§ **RECORDS FOR PROCESSING**
___

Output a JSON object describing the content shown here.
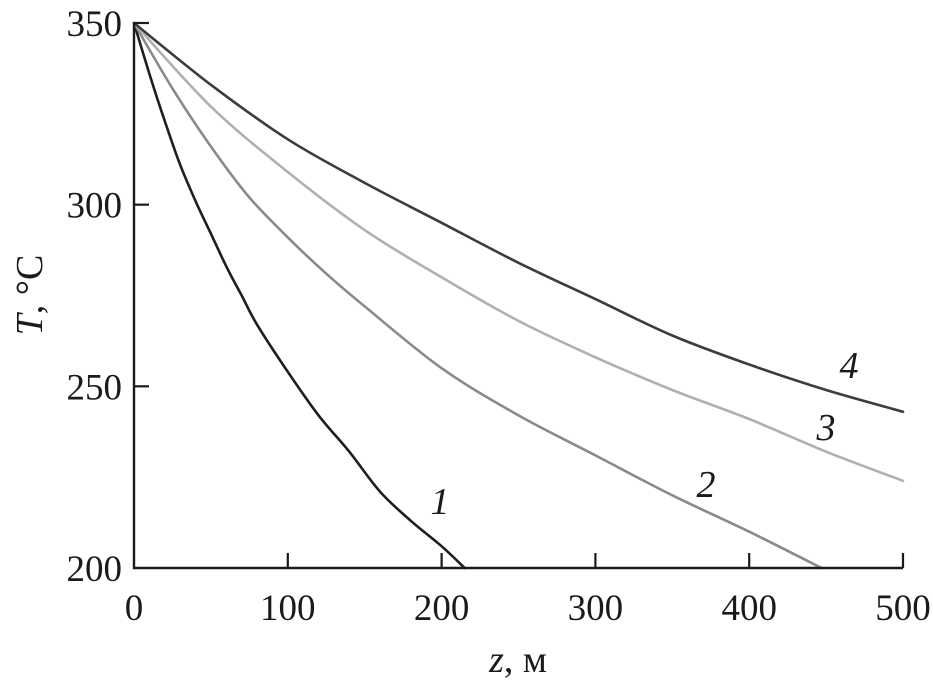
{
  "chart_data": {
    "type": "line",
    "xlabel": "z, м",
    "ylabel": "T, °C",
    "xlim": [
      0,
      500
    ],
    "ylim": [
      200,
      350
    ],
    "xticks": [
      0,
      100,
      200,
      300,
      400,
      500
    ],
    "yticks": [
      200,
      250,
      300,
      350
    ],
    "grid": false,
    "legend": "none",
    "series": [
      {
        "name": "1",
        "color": "#1e1e1e",
        "x": [
          0,
          10,
          20,
          30,
          40,
          50,
          60,
          70,
          80,
          100,
          120,
          140,
          160,
          180,
          200,
          215
        ],
        "y": [
          350,
          336,
          323,
          311,
          301,
          292,
          283,
          275,
          267,
          254,
          242,
          232,
          221,
          213,
          206,
          200
        ]
      },
      {
        "name": "2",
        "color": "#8a8a8a",
        "x": [
          0,
          25,
          50,
          75,
          100,
          125,
          150,
          200,
          250,
          300,
          350,
          400,
          447
        ],
        "y": [
          350,
          332,
          316,
          302,
          291,
          281,
          272,
          255,
          242,
          231,
          220,
          210,
          200
        ]
      },
      {
        "name": "3",
        "color": "#b0b0b0",
        "x": [
          0,
          50,
          100,
          150,
          200,
          250,
          300,
          350,
          400,
          450,
          500
        ],
        "y": [
          350,
          327,
          309,
          293,
          280,
          268,
          258,
          249,
          241,
          232,
          224
        ]
      },
      {
        "name": "4",
        "color": "#3c3c3c",
        "x": [
          0,
          50,
          100,
          150,
          200,
          250,
          300,
          350,
          400,
          450,
          500
        ],
        "y": [
          350,
          333,
          318,
          306,
          295,
          284,
          274,
          264,
          256,
          249,
          243
        ]
      }
    ]
  }
}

___

§ **TASK BRIEF**
Filter the entries and copy out every line with the word "color".

§ **SOLUTION**
        "color": "#1e1e1e",
        "color": "#8a8a8a",
        "color": "#b0b0b0",
        "color": "#3c3c3c",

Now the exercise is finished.